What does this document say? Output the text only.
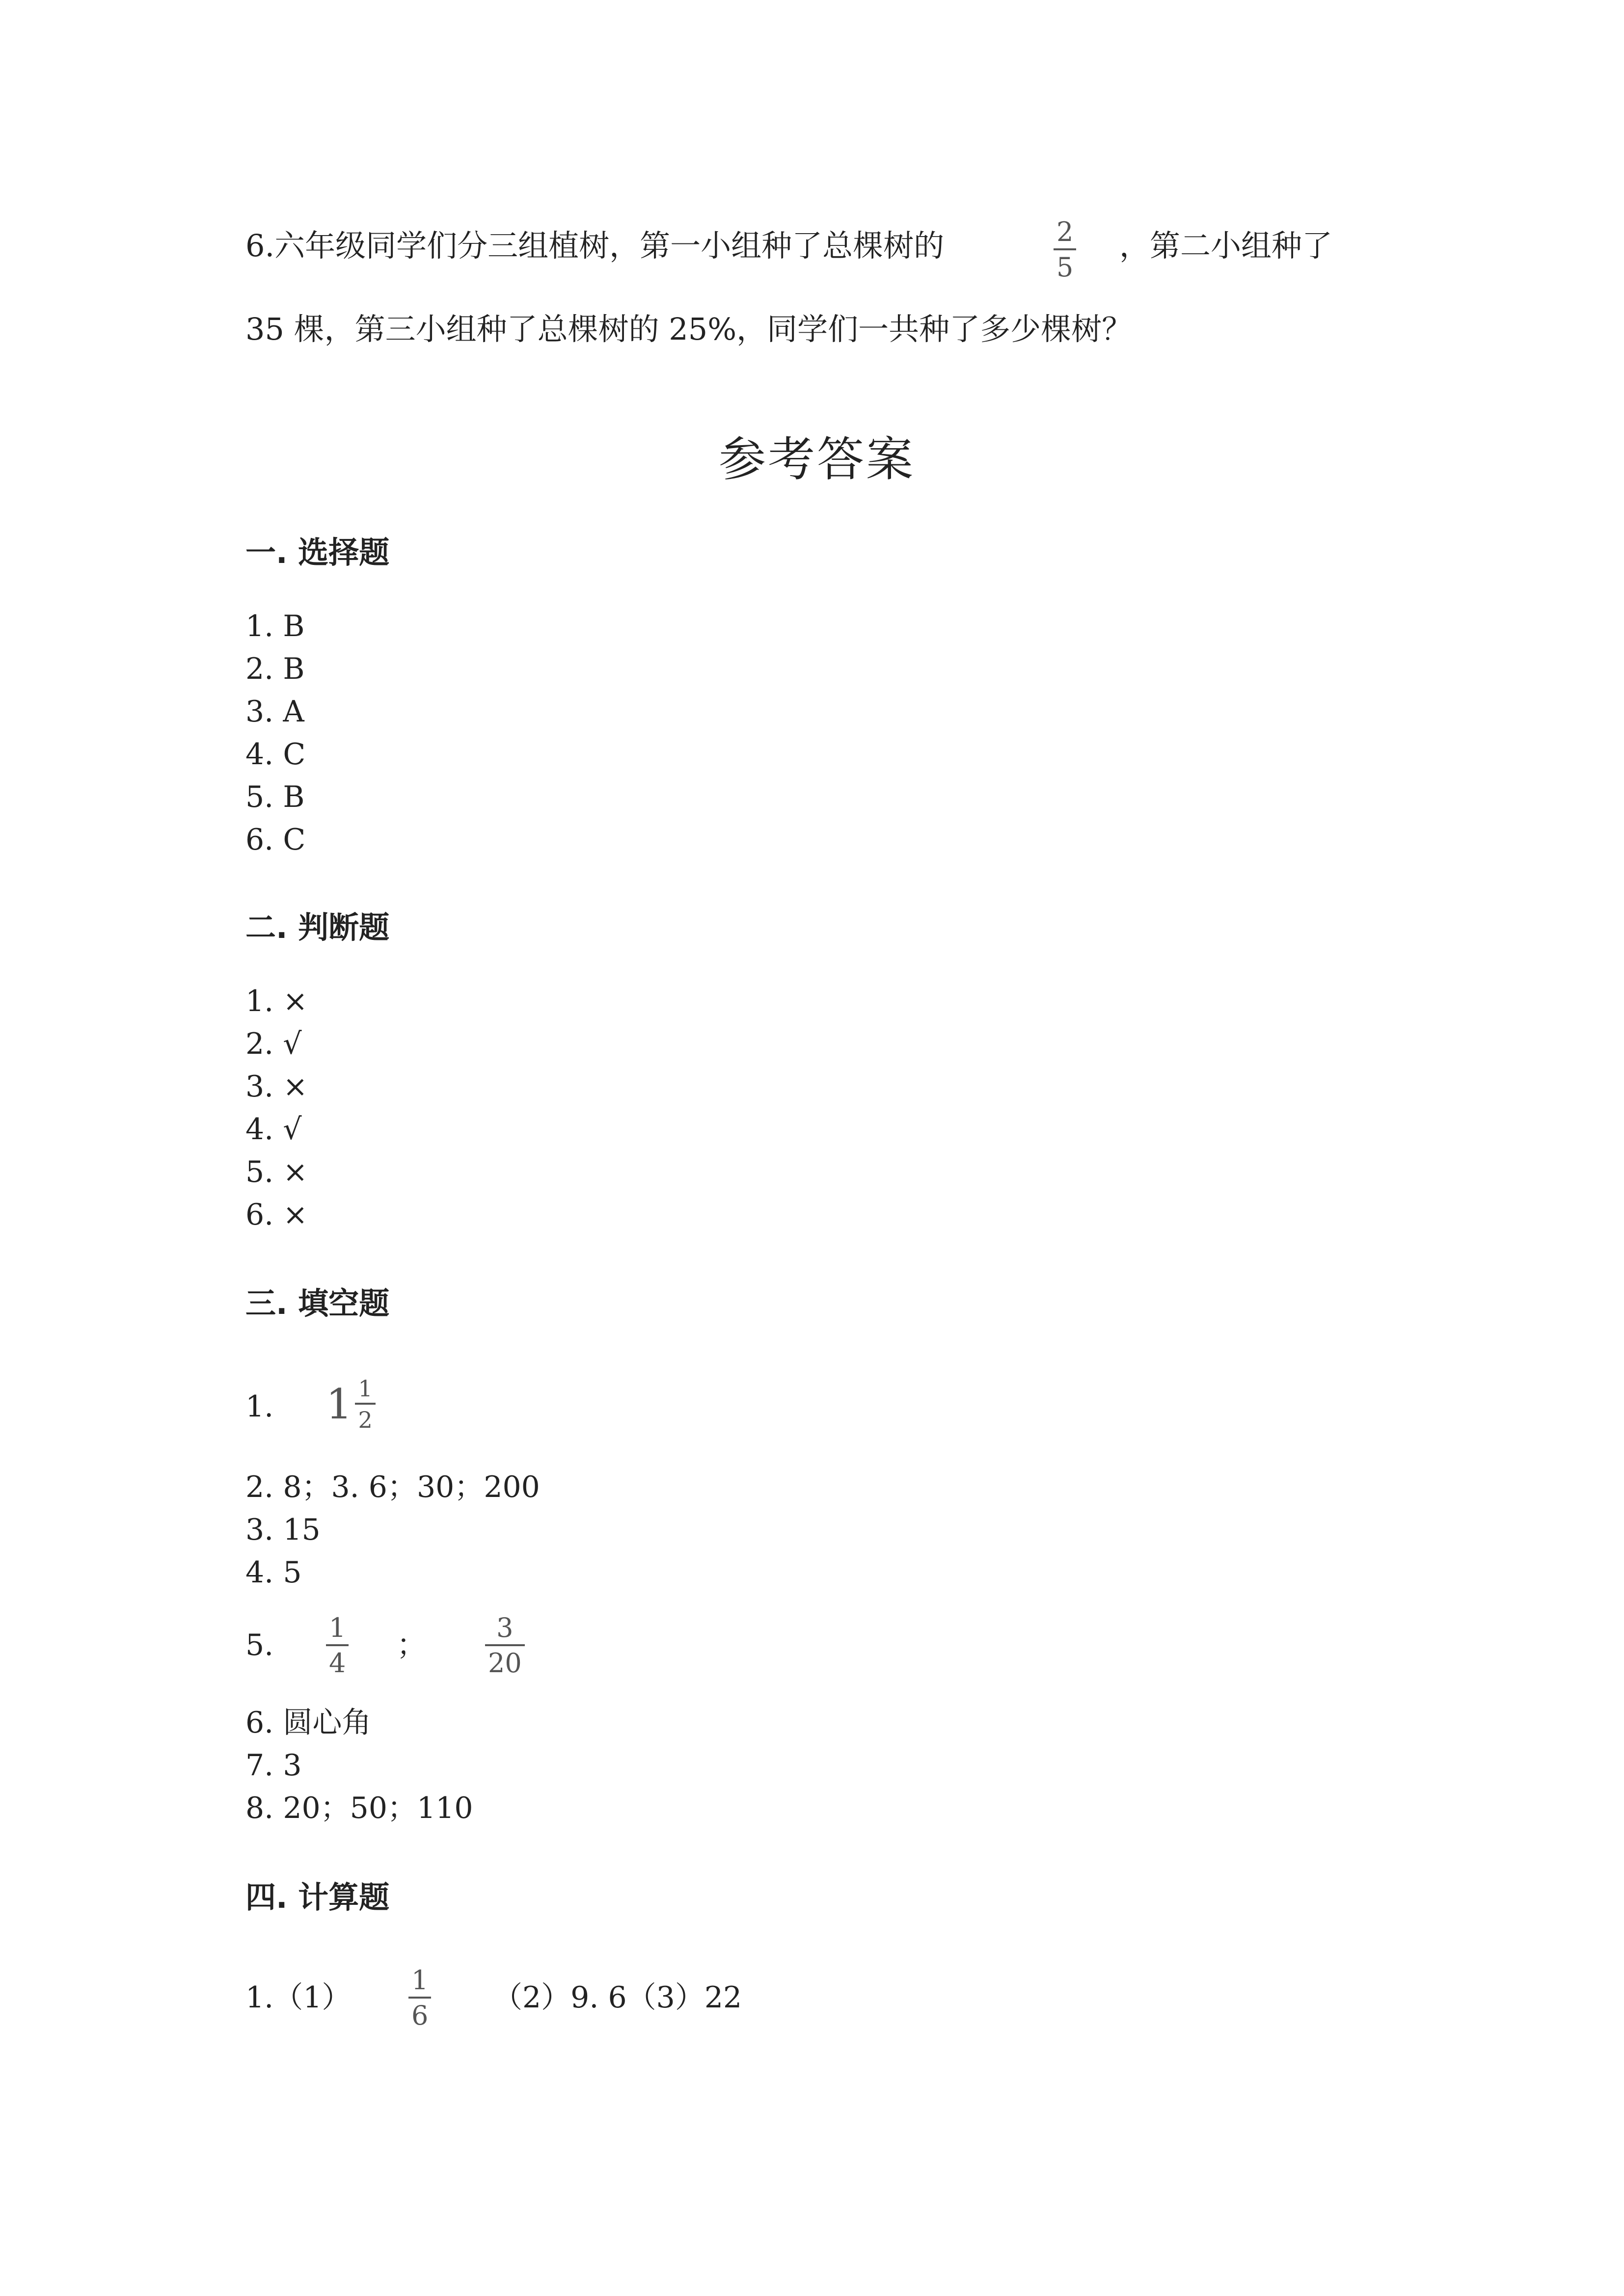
6.六年级同学们分三组植树，第一小组种了总棵树的	2
5
，第二小组种了
35 棵，第三小组种了总棵树的 25%，同学们一共种了多少棵树？
参考答案
一. 选择题
1. B
2. B
3. A
4. C
5. B
6. C
二. 判断题
1. ×
2. √
3. ×
4. √
5. ×
6. ×
三. 填空题
1. $1 \frac{1}{2}$
2. 8；3. 6；30；200
3. 15
4. 5
5.
1
4
；
3
20
6. 圆心角
7. 3
8. 20；50；110
四. 计算题
1.（1）
1
6
（2）9. 6（3）22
-=-=-
* Required work: Restate every record exactly, please; do not copy the pictures.

* Written reply:
What does this document say? Output the text only.
6.六年级同学们分三组植树，第一小组种了总棵树的	2
5
，第二小组种了
35 棵，第三小组种了总棵树的 25%，同学们一共种了多少棵树？
参考答案
一. 选择题
1. B
2. B
3. A
4. C
5. B
6. C
二. 判断题
1. ×
2. √
3. ×
4. √
5. ×
6. ×
三. 填空题
1. $1 \frac{1}{2}$
2. 8；3. 6；30；200
3. 15
4. 5
5.
1
4
；
3
20
6. 圆心角
7. 3
8. 20；50；110
四. 计算题
1.（1）
1
6
（2）9. 6（3）22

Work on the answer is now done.